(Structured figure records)
+++

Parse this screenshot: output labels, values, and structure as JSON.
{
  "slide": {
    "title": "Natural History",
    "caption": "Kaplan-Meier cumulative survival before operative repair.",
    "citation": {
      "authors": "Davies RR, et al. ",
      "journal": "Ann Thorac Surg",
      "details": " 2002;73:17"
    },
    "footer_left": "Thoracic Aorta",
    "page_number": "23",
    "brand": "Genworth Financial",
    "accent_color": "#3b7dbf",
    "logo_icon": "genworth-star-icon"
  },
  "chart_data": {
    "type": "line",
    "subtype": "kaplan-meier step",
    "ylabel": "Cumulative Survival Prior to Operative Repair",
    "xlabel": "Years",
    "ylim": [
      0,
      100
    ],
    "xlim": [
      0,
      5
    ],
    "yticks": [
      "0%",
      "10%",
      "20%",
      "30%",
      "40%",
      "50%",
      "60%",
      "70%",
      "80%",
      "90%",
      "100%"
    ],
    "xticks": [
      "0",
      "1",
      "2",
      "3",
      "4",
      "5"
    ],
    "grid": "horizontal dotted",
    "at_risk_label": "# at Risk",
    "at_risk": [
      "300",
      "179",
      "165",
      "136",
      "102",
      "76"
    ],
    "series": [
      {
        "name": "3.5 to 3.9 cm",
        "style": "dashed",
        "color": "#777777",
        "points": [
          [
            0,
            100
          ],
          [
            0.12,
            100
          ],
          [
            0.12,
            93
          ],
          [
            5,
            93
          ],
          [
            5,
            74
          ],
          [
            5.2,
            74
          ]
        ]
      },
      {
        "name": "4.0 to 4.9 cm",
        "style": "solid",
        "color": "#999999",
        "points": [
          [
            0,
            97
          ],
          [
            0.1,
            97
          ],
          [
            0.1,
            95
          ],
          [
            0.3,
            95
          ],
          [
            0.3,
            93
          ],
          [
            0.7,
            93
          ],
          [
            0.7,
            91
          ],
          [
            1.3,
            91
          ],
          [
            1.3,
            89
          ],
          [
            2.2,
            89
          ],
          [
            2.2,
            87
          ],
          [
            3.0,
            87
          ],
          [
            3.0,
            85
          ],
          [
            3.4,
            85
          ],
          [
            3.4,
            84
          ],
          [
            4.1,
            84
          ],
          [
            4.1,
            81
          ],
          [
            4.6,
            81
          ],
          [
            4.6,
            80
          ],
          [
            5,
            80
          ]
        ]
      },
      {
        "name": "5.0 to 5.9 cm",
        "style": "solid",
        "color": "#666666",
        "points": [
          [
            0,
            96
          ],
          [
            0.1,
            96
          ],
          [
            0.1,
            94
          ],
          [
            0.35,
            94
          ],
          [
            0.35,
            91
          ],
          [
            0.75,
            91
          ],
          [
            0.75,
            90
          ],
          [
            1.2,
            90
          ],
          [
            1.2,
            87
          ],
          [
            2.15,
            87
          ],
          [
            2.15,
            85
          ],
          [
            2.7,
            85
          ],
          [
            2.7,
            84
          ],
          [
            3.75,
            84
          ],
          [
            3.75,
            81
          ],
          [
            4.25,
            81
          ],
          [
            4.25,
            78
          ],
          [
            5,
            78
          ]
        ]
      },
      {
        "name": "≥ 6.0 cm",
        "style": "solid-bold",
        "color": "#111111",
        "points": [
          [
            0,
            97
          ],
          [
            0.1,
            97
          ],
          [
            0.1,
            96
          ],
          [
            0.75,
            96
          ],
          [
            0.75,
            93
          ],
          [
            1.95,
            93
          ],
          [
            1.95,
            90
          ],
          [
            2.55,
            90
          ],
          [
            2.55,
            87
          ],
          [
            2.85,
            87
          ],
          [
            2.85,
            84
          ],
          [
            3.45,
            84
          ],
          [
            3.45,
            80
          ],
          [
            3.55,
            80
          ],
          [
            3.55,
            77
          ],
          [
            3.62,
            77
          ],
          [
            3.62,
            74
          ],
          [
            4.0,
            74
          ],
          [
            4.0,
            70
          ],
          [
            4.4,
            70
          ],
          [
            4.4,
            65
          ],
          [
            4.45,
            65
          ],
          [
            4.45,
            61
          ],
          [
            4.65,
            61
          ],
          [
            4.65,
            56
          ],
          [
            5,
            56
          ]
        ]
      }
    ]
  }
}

+++

* _The problem_: Using the listing above, retype each line exactly.

* _Correct output_:
Parse this screenshot: output labels, values, and structure as JSON.
{
  "slide": {
    "title": "Natural History",
    "caption": "Kaplan-Meier cumulative survival before operative repair.",
    "citation": {
      "authors": "Davies RR, et al. ",
      "journal": "Ann Thorac Surg",
      "details": " 2002;73:17"
    },
    "footer_left": "Thoracic Aorta",
    "page_number": "23",
    "brand": "Genworth Financial",
    "accent_color": "#3b7dbf",
    "logo_icon": "genworth-star-icon"
  },
  "chart_data": {
    "type": "line",
    "subtype": "kaplan-meier step",
    "ylabel": "Cumulative Survival Prior to Operative Repair",
    "xlabel": "Years",
    "ylim": [
      0,
      100
    ],
    "xlim": [
      0,
      5
    ],
    "yticks": [
      "0%",
      "10%",
      "20%",
      "30%",
      "40%",
      "50%",
      "60%",
      "70%",
      "80%",
      "90%",
      "100%"
    ],
    "xticks": [
      "0",
      "1",
      "2",
      "3",
      "4",
      "5"
    ],
    "grid": "horizontal dotted",
    "at_risk_label": "# at Risk",
    "at_risk": [
      "300",
      "179",
      "165",
      "136",
      "102",
      "76"
    ],
    "series": [
      {
        "name": "3.5 to 3.9 cm",
        "style": "dashed",
        "color": "#777777",
        "points": [
          [
            0,
            100
          ],
          [
            0.12,
            100
          ],
          [
            0.12,
            93
          ],
          [
            5,
            93
          ],
          [
            5,
            74
          ],
          [
            5.2,
            74
          ]
        ]
      },
      {
        "name": "4.0 to 4.9 cm",
        "style": "solid",
        "color": "#999999",
        "points": [
          [
            0,
            97
          ],
          [
            0.1,
            97
          ],
          [
            0.1,
            95
          ],
          [
            0.3,
            95
          ],
          [
            0.3,
            93
          ],
          [
            0.7,
            93
          ],
          [
            0.7,
            91
          ],
          [
            1.3,
            91
          ],
          [
            1.3,
            89
          ],
          [
            2.2,
            89
          ],
          [
            2.2,
            87
          ],
          [
            3.0,
            87
          ],
          [
            3.0,
            85
          ],
          [
            3.4,
            85
          ],
          [
            3.4,
            84
          ],
          [
            4.1,
            84
          ],
          [
            4.1,
            81
          ],
          [
            4.6,
            81
          ],
          [
            4.6,
            80
          ],
          [
            5,
            80
          ]
        ]
      },
      {
        "name": "5.0 to 5.9 cm",
        "style": "solid",
        "color": "#666666",
        "points": [
          [
            0,
            96
          ],
          [
            0.1,
            96
          ],
          [
            0.1,
            94
          ],
          [
            0.35,
            94
          ],
          [
            0.35,
            91
          ],
          [
            0.75,
            91
          ],
          [
            0.75,
            90
          ],
          [
            1.2,
            90
          ],
          [
            1.2,
            87
          ],
          [
            2.15,
            87
          ],
          [
            2.15,
            85
          ],
          [
            2.7,
            85
          ],
          [
            2.7,
            84
          ],
          [
            3.75,
            84
          ],
          [
            3.75,
            81
          ],
          [
            4.25,
            81
          ],
          [
            4.25,
            78
          ],
          [
            5,
            78
          ]
        ]
      },
      {
        "name": "≥ 6.0 cm",
        "style": "solid-bold",
        "color": "#111111",
        "points": [
          [
            0,
            97
          ],
          [
            0.1,
            97
          ],
          [
            0.1,
            96
          ],
          [
            0.75,
            96
          ],
          [
            0.75,
            93
          ],
          [
            1.95,
            93
          ],
          [
            1.95,
            90
          ],
          [
            2.55,
            90
          ],
          [
            2.55,
            87
          ],
          [
            2.85,
            87
          ],
          [
            2.85,
            84
          ],
          [
            3.45,
            84
          ],
          [
            3.45,
            80
          ],
          [
            3.55,
            80
          ],
          [
            3.55,
            77
          ],
          [
            3.62,
            77
          ],
          [
            3.62,
            74
          ],
          [
            4.0,
            74
          ],
          [
            4.0,
            70
          ],
          [
            4.4,
            70
          ],
          [
            4.4,
            65
          ],
          [
            4.45,
            65
          ],
          [
            4.45,
            61
          ],
          [
            4.65,
            61
          ],
          [
            4.65,
            56
          ],
          [
            5,
            56
          ]
        ]
      }
    ]
  }
}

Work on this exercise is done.